● PASSAGE FOURNI
┌──

Patient de 57 ans adressé au service des urgences de notre hôpital par son médecin généraliste pour avoir présenté des douleurs au niveau du gland du pénis depuis une semaine, avec apparition progressive d'une lésion rougeâtre touchant la partie distale, recouverte de fibrine, d'aspect nécrotique, avec une importante composante exsudative et qui semble être un processus thrombotique. Ses antécédents personnels comprenaient une insuffisance veineuse avec des altérations trophiques dans les membres inférieurs. Fumeur de 40 cigarettes par jour depuis de nombreuses années, on lui a diagnostiqué il y a trois mois dans le service d'urologie une hyperplasie bénigne de la prostate nécessitant un traitement médical. Lors du bilan diagnostique de l'HBP, le patient a subi un TR, un dosage du PSA, des échographies, etc., mais ces études n'ont révélé aucune anomalie digne d'être mentionnée.

└──

● MATÉRIEL D'ÉTUDE
┌──

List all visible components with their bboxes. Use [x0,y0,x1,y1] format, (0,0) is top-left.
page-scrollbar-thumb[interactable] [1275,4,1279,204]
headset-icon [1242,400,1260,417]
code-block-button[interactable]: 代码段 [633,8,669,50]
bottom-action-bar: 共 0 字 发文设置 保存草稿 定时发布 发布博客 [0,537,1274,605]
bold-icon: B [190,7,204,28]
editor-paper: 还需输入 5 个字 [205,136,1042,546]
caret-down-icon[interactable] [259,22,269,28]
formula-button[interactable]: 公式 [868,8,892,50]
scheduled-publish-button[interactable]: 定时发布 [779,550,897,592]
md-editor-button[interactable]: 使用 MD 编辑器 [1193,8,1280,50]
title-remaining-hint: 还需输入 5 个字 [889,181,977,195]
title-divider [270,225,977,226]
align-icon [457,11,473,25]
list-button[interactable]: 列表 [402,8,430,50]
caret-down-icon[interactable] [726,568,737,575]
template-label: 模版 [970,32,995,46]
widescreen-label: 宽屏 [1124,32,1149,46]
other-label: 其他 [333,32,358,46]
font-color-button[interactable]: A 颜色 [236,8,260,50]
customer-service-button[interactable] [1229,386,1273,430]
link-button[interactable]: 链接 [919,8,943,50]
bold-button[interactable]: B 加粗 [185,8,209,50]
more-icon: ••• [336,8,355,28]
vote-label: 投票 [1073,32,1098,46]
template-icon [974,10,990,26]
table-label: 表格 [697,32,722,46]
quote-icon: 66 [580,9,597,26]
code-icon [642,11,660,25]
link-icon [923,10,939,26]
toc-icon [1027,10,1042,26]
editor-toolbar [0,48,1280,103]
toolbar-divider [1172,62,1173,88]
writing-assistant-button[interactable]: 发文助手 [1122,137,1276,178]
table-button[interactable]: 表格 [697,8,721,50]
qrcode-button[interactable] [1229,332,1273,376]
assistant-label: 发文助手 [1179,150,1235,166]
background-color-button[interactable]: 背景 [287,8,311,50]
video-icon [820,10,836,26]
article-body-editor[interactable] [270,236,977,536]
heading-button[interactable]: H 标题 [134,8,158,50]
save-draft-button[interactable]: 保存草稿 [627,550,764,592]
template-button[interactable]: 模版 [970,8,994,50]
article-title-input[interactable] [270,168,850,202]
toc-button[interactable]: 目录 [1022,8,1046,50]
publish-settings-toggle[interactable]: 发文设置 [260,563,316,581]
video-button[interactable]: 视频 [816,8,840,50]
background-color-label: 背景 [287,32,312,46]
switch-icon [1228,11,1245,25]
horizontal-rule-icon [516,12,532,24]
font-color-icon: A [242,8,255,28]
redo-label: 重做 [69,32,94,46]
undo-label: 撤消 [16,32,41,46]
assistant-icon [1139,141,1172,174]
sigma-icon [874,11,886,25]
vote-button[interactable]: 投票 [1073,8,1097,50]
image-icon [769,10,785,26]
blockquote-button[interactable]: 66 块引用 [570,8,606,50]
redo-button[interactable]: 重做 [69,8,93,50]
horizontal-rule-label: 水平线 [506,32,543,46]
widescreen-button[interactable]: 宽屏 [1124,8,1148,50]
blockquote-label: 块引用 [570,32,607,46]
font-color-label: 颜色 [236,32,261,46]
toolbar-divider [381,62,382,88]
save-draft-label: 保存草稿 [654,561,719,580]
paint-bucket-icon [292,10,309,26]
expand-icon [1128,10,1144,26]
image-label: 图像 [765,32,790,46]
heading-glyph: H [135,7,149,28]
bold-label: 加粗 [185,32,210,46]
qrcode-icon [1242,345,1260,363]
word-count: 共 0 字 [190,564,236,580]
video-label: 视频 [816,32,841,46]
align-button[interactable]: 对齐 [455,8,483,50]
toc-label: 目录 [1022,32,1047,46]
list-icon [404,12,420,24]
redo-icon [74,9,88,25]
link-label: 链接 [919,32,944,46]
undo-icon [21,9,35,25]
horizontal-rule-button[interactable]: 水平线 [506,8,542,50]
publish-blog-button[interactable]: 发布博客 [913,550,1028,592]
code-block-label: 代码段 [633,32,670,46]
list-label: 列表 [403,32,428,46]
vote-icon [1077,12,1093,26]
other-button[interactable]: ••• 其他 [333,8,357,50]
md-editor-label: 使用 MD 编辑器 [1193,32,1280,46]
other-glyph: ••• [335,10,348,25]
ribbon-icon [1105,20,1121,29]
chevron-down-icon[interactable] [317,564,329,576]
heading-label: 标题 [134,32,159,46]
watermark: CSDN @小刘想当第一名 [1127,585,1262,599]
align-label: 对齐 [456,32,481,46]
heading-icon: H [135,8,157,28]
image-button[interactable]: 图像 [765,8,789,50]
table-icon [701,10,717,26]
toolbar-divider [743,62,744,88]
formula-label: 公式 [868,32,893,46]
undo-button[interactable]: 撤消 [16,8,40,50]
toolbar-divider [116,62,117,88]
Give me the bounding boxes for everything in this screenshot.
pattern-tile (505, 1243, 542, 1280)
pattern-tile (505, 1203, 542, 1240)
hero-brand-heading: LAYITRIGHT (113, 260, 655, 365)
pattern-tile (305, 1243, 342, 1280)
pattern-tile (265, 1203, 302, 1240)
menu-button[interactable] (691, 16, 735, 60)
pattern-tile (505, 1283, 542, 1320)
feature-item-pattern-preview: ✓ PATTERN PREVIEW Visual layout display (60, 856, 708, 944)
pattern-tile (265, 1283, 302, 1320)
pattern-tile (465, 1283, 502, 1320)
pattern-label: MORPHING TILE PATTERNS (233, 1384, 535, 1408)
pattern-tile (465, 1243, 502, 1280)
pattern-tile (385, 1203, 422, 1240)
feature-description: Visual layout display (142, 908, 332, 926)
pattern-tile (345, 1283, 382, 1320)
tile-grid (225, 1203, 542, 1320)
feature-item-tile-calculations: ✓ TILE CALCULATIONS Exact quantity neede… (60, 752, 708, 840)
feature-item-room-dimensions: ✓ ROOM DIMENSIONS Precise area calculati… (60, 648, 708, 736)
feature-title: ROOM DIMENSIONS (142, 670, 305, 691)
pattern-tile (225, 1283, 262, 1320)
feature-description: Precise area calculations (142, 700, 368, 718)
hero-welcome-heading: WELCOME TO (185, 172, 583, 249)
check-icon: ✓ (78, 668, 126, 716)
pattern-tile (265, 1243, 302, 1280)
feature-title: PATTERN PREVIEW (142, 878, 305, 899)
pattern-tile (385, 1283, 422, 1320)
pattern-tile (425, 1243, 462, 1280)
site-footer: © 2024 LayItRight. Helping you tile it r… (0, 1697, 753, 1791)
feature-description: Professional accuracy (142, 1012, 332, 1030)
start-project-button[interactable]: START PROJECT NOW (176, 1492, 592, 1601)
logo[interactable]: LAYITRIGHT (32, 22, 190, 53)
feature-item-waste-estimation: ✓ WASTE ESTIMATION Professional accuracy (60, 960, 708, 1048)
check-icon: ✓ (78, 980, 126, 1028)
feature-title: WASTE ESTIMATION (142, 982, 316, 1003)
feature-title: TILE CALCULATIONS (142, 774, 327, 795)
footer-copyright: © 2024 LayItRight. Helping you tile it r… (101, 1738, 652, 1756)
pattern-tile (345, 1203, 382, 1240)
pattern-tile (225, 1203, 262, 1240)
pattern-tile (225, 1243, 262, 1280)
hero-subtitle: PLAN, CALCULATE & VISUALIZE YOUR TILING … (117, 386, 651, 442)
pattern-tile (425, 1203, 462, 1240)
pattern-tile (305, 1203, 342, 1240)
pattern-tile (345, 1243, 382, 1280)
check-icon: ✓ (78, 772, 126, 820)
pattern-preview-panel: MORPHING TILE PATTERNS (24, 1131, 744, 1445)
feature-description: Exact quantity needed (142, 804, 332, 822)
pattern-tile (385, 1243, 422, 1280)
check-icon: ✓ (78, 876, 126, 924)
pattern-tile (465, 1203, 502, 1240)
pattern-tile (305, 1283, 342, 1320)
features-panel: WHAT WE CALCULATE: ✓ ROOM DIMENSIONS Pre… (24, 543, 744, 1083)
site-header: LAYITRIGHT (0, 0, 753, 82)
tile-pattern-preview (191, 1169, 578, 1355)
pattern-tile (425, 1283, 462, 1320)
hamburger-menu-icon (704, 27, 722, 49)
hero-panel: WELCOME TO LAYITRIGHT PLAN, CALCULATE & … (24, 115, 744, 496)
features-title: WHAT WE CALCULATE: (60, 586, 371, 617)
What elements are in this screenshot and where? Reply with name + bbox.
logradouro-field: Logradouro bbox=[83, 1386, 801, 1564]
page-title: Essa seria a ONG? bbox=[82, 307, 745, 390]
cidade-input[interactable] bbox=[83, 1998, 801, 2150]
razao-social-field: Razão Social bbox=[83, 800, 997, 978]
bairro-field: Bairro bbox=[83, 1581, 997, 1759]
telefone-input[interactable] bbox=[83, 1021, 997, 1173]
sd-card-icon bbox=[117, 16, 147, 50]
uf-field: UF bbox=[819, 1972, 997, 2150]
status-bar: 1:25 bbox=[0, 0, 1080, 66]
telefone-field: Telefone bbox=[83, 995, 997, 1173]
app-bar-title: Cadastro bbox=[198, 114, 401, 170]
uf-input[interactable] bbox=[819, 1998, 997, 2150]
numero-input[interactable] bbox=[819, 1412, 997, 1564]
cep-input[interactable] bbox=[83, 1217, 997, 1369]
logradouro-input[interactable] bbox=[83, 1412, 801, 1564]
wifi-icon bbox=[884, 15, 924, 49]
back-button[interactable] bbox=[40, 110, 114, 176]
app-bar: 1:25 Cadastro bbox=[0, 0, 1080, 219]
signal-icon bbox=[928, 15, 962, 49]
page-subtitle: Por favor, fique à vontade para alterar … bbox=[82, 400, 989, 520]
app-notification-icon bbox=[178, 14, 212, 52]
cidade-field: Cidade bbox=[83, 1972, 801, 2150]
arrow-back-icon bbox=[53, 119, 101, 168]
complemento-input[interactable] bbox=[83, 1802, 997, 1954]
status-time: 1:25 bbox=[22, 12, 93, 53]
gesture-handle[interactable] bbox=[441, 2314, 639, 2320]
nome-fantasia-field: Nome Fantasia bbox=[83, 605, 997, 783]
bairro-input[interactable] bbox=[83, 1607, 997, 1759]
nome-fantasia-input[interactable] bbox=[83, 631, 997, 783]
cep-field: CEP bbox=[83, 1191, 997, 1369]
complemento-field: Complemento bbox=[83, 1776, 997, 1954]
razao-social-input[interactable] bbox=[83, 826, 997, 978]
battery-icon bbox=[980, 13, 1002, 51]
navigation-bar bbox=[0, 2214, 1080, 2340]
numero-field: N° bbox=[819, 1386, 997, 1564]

└──

● EXERCICE 1
Condensez sous forme de liste le paragraphe du cas clinique qui commence par « Patient de 57 ans », sans perdre ses faits principaux.
● EXERCICE 2
Reproduisez à l'identique, dans le cas clinique, tout ce qui va de « Patient de 57 » jusqu'à « digne d'être mentionnée. ».

● RÉSULTAT ATTENDU 1
- Homme de 57 ans adressé aux urgences par son médecin généraliste pour des douleurs au gland du pénis depuis une semaine.
- Lésion rougeâtre d'apparition progressive sur la partie distale, recouverte de fibrine, d'aspect nécrotique, très exsudative, semblant être un processus thrombotique.
- Antécédents : insuffisance veineuse avec altérations trophiques des membres inférieurs.
- Tabagisme : 40 cigarettes par jour depuis de nombreuses années.
- Hyperplasie bénigne de la prostate diagnostiquée il y a trois mois en urologie, nécessitant un traitement médical.
- Bilan de l'HBP (TR, dosage du PSA, échographies, etc.) sans anomalie notable.

● RÉSULTAT ATTENDU 2
Patient de 57 ans adressé au service des urgences de notre hôpital par son médecin généraliste pour avoir présenté des douleurs au niveau du gland du pénis depuis une semaine, avec apparition progressive d'une lésion rougeâtre touchant la partie distale, recouverte de fibrine, d'aspect nécrotique, avec une importante composante exsudative et qui semble être un processus thrombotique. Ses antécédents personnels comprenaient une insuffisance veineuse avec des altérations trophiques dans les membres inférieurs. Fumeur de 40 cigarettes par jour depuis de nombreuses années, on lui a diagnostiqué il y a trois mois dans le service d'urologie une hyperplasie bénigne de la prostate nécessitant un traitement médical. Lors du bilan diagnostique de l'HBP, le patient a subi un TR, un dosage du PSA, des échographies, etc., mais ces études n'ont révélé aucune anomalie digne d'être mentionnée.